→ **WRITTEN TASK**
Nothing but the lines from the one containing "Read out every word on this page." to the end of the data should be returned, exactly as written; pictures are omitted.

→ **SOURCE MATERIAL**
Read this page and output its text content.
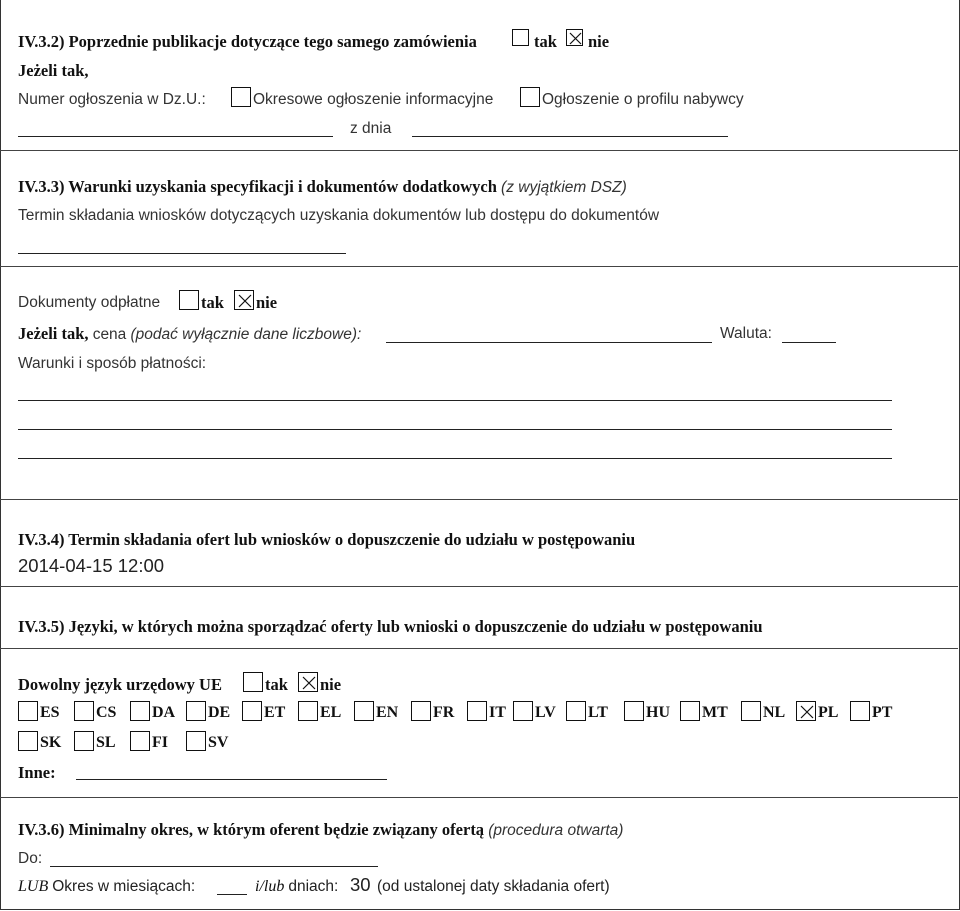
IV.3.2) Poprzednie publikacje dotyczące tego samego zamówienia	tak nie
Jeżeli tak,
Numer ogłoszenia w Dz.U.:	Okresowe ogłoszenie informacyjne	Ogłoszenie o profilu nabywcy
z dnia
IV.3.3) Warunki uzyskania specyfikacji i dokumentów dodatkowych (z wyjątkiem DSZ)
Termin składania wniosków dotyczących uzyskania dokumentów lub dostępu do dokumentów
Dokumenty odpłatne tak nie
Jeżeli tak, cena (podać wyłącznie dane liczbowe):	Waluta:
Warunki i sposób płatności:
IV.3.4) Termin składania ofert lub wniosków o dopuszczenie do udziału w postępowaniu
2014-04-15 12:00
IV.3.5) Języki, w których można sporządzać oferty lub wnioski o dopuszczenie do udziału w postępowaniu
Dowolny język urzędowy UE	tak nie
ES CS DA DE ET EL EN FR IT LV LT HU MT NL PL PT
SK SL FI	SV
Inne:
IV.3.6) Minimalny okres, w którym oferent będzie związany ofertą (procedura otwarta)
Do:
LUB Okres w miesiącach:	i/lub dniach: 30 (od ustalonej daty składania ofert)
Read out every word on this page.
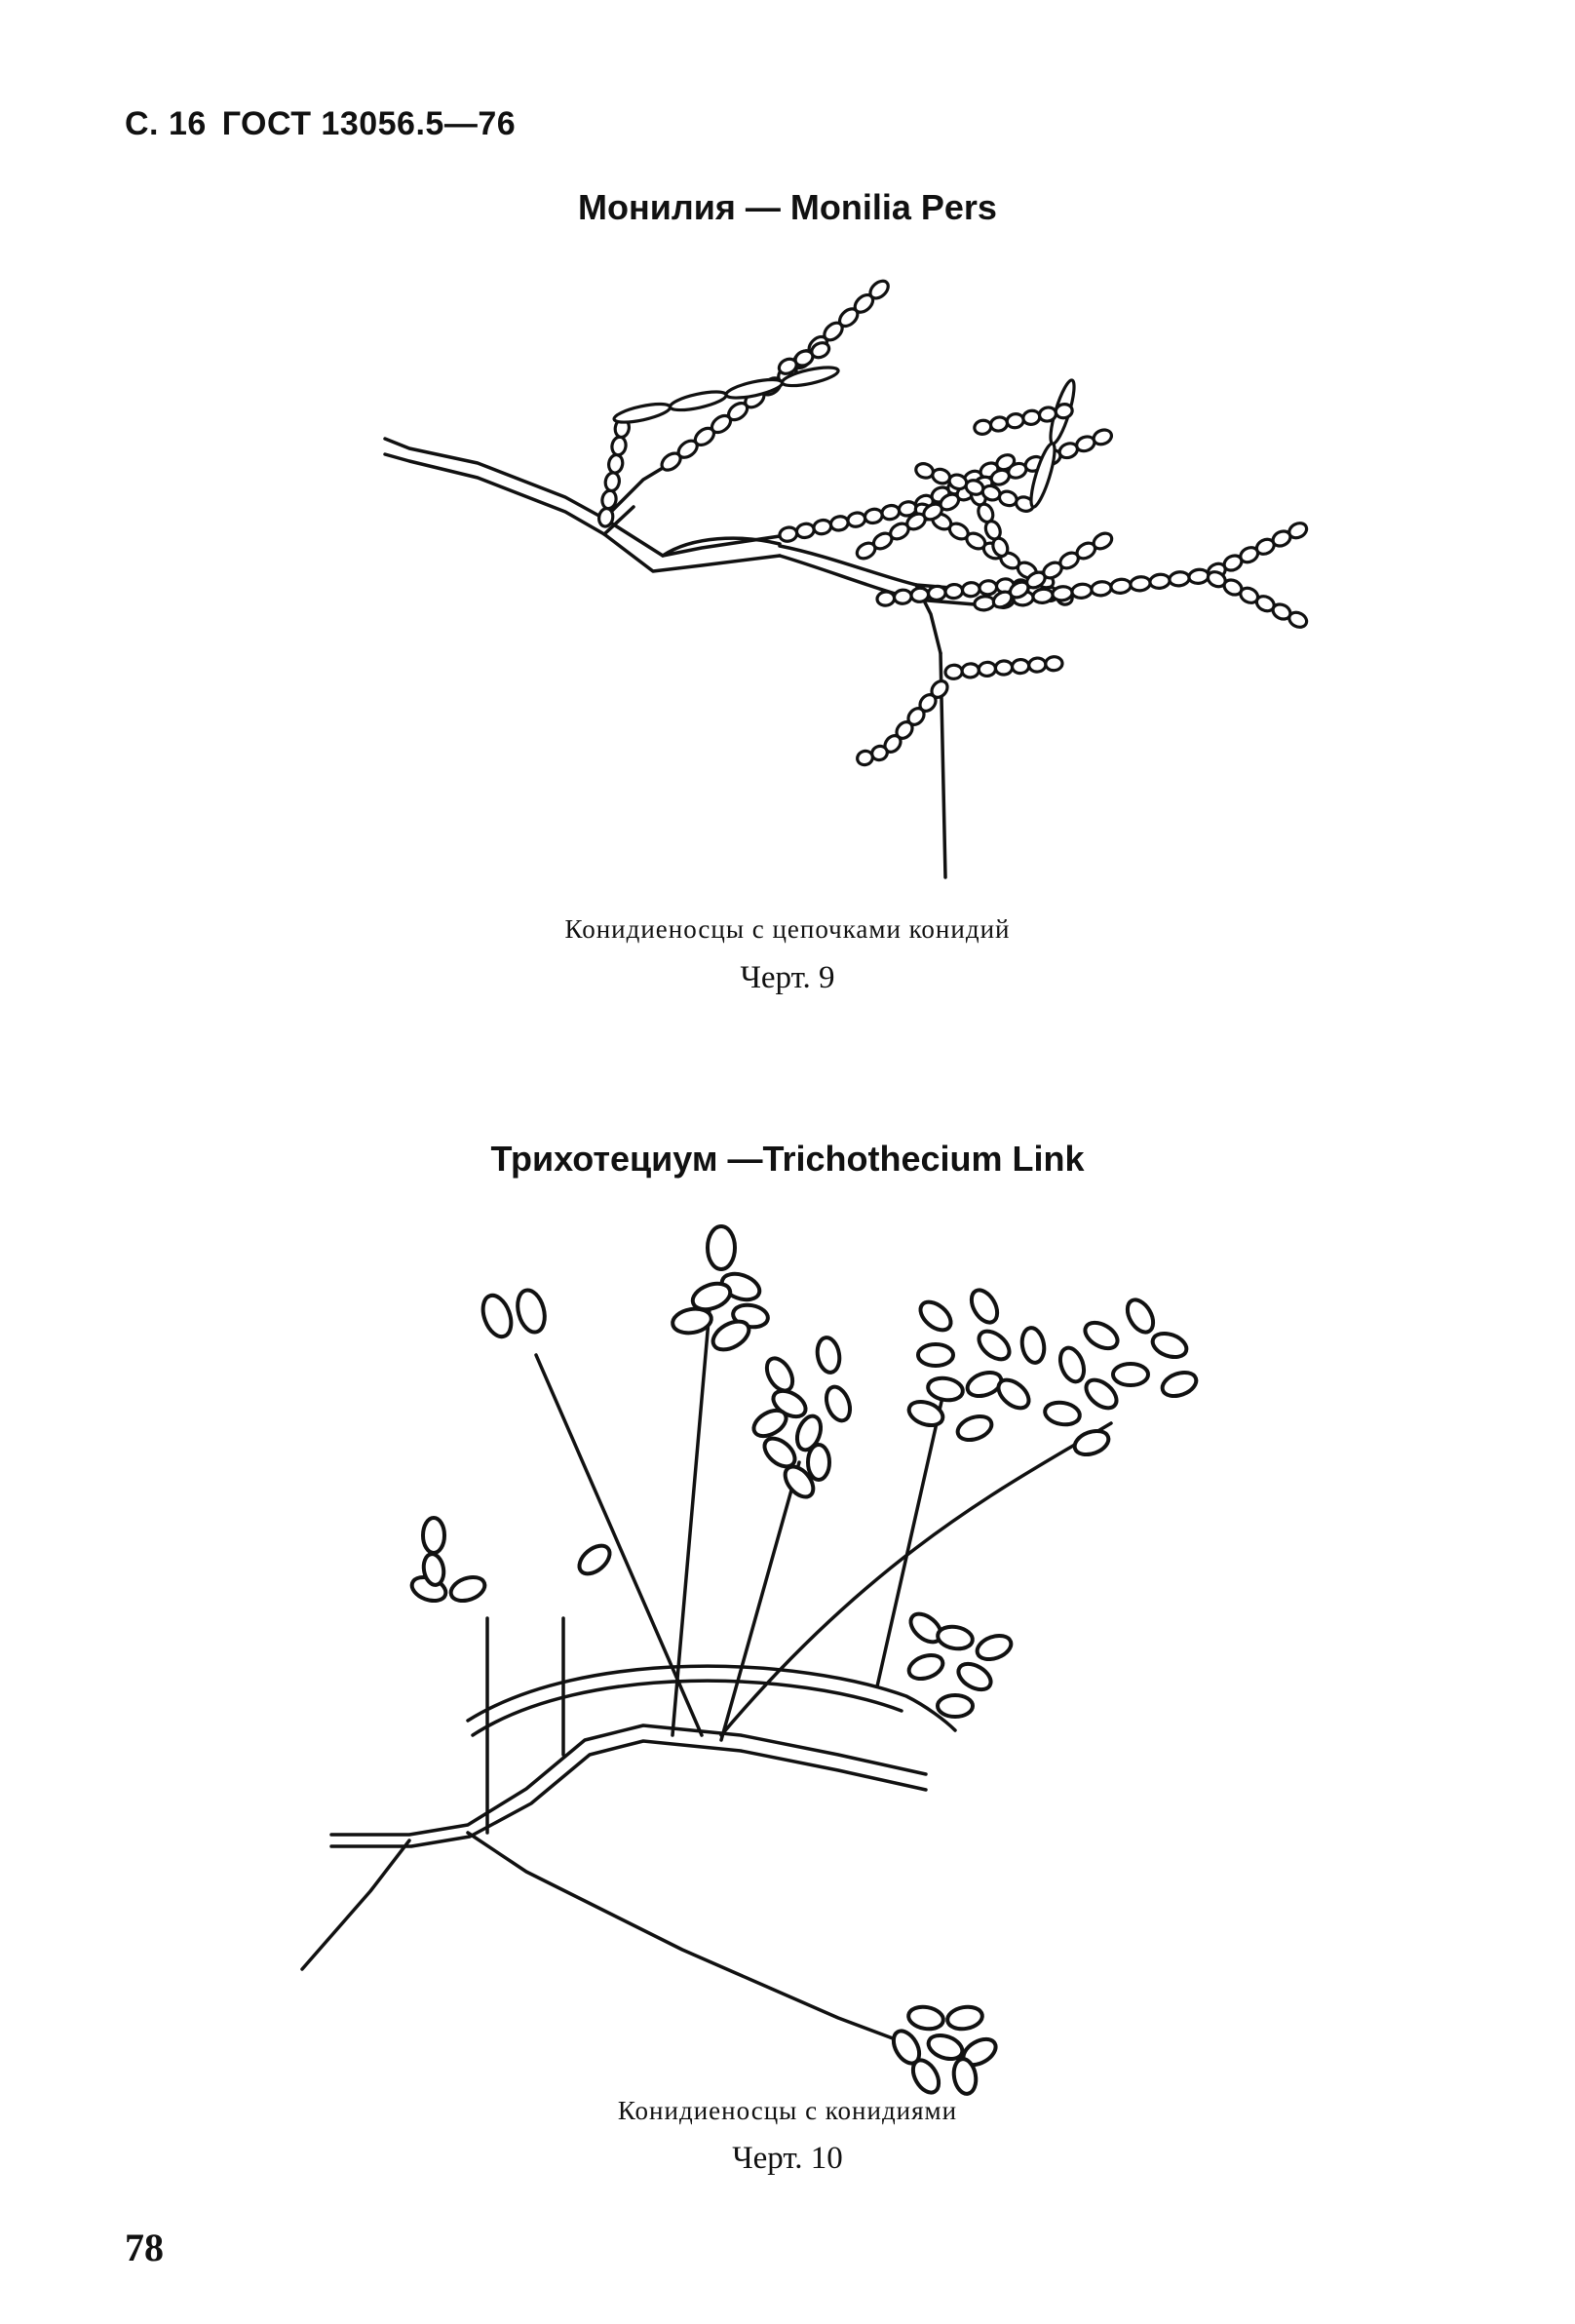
С. 16 ГОСТ 13056.5—76
Монилия — Monilia Pers
Конидиеносцы с цепочками конидий
Черт. 9
Трихотециум —Trichothecium Link
Конидиеносцы с конидиями
Черт. 10
78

→ **RESPONSE TO THIS TASK**
Read out every word on this page.
С. 16 ГОСТ 13056.5—76
Монилия — Monilia Pers
Конидиеносцы с цепочками конидий
Черт. 9
Трихотециум —Trichothecium Link
Конидиеносцы с конидиями
Черт. 10
78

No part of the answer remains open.